(Data entries for graphics)
───

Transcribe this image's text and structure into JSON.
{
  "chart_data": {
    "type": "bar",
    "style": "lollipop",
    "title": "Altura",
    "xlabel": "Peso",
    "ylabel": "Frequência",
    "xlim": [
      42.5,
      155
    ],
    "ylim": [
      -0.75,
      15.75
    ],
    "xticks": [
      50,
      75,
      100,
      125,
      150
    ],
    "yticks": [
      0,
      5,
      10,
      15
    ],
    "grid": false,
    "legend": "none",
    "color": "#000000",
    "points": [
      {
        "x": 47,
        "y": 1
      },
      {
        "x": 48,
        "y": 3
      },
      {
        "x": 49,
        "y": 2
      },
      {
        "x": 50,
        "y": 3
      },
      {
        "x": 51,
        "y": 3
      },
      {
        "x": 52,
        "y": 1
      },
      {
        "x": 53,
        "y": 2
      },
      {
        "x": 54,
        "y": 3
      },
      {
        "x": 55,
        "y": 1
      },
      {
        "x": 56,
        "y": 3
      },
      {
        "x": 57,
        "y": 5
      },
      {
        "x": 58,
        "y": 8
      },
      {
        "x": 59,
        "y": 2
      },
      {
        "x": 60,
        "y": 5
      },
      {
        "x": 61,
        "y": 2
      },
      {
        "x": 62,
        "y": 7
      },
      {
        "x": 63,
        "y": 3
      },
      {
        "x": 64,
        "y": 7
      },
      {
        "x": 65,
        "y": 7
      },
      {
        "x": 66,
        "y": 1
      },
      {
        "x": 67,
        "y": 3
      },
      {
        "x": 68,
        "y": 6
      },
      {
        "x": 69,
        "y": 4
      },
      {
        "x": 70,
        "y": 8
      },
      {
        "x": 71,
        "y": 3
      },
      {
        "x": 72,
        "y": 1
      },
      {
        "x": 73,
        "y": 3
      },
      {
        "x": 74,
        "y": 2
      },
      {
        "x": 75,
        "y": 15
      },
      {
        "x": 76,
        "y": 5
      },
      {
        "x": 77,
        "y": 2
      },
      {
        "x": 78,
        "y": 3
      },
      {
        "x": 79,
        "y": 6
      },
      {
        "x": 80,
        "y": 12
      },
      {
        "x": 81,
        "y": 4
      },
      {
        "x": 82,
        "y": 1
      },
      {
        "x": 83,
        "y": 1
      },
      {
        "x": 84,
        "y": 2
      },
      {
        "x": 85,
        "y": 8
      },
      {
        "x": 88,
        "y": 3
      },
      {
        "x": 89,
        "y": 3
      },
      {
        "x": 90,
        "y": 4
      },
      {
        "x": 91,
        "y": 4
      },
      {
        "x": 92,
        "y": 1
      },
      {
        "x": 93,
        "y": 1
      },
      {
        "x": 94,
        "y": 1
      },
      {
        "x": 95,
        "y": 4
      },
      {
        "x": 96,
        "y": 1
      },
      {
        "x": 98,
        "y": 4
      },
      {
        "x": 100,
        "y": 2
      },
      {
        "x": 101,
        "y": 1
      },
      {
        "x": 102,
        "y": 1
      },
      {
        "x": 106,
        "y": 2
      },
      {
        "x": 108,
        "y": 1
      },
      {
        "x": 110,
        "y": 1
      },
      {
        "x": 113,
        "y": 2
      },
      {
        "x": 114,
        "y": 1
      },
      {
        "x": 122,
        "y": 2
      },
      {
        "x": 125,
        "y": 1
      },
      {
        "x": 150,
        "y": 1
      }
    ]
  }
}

───

Work to complete: Write the data out again in full and exactly.

Problem solution:
Transcribe this image's text and structure into JSON.
{
  "chart_data": {
    "type": "bar",
    "style": "lollipop",
    "title": "Altura",
    "xlabel": "Peso",
    "ylabel": "Frequência",
    "xlim": [
      42.5,
      155
    ],
    "ylim": [
      -0.75,
      15.75
    ],
    "xticks": [
      50,
      75,
      100,
      125,
      150
    ],
    "yticks": [
      0,
      5,
      10,
      15
    ],
    "grid": false,
    "legend": "none",
    "color": "#000000",
    "points": [
      {
        "x": 47,
        "y": 1
      },
      {
        "x": 48,
        "y": 3
      },
      {
        "x": 49,
        "y": 2
      },
      {
        "x": 50,
        "y": 3
      },
      {
        "x": 51,
        "y": 3
      },
      {
        "x": 52,
        "y": 1
      },
      {
        "x": 53,
        "y": 2
      },
      {
        "x": 54,
        "y": 3
      },
      {
        "x": 55,
        "y": 1
      },
      {
        "x": 56,
        "y": 3
      },
      {
        "x": 57,
        "y": 5
      },
      {
        "x": 58,
        "y": 8
      },
      {
        "x": 59,
        "y": 2
      },
      {
        "x": 60,
        "y": 5
      },
      {
        "x": 61,
        "y": 2
      },
      {
        "x": 62,
        "y": 7
      },
      {
        "x": 63,
        "y": 3
      },
      {
        "x": 64,
        "y": 7
      },
      {
        "x": 65,
        "y": 7
      },
      {
        "x": 66,
        "y": 1
      },
      {
        "x": 67,
        "y": 3
      },
      {
        "x": 68,
        "y": 6
      },
      {
        "x": 69,
        "y": 4
      },
      {
        "x": 70,
        "y": 8
      },
      {
        "x": 71,
        "y": 3
      },
      {
        "x": 72,
        "y": 1
      },
      {
        "x": 73,
        "y": 3
      },
      {
        "x": 74,
        "y": 2
      },
      {
        "x": 75,
        "y": 15
      },
      {
        "x": 76,
        "y": 5
      },
      {
        "x": 77,
        "y": 2
      },
      {
        "x": 78,
        "y": 3
      },
      {
        "x": 79,
        "y": 6
      },
      {
        "x": 80,
        "y": 12
      },
      {
        "x": 81,
        "y": 4
      },
      {
        "x": 82,
        "y": 1
      },
      {
        "x": 83,
        "y": 1
      },
      {
        "x": 84,
        "y": 2
      },
      {
        "x": 85,
        "y": 8
      },
      {
        "x": 88,
        "y": 3
      },
      {
        "x": 89,
        "y": 3
      },
      {
        "x": 90,
        "y": 4
      },
      {
        "x": 91,
        "y": 4
      },
      {
        "x": 92,
        "y": 1
      },
      {
        "x": 93,
        "y": 1
      },
      {
        "x": 94,
        "y": 1
      },
      {
        "x": 95,
        "y": 4
      },
      {
        "x": 96,
        "y": 1
      },
      {
        "x": 98,
        "y": 4
      },
      {
        "x": 100,
        "y": 2
      },
      {
        "x": 101,
        "y": 1
      },
      {
        "x": 102,
        "y": 1
      },
      {
        "x": 106,
        "y": 2
      },
      {
        "x": 108,
        "y": 1
      },
      {
        "x": 110,
        "y": 1
      },
      {
        "x": 113,
        "y": 2
      },
      {
        "x": 114,
        "y": 1
      },
      {
        "x": 122,
        "y": 2
      },
      {
        "x": 125,
        "y": 1
      },
      {
        "x": 150,
        "y": 1
      }
    ]
  }
}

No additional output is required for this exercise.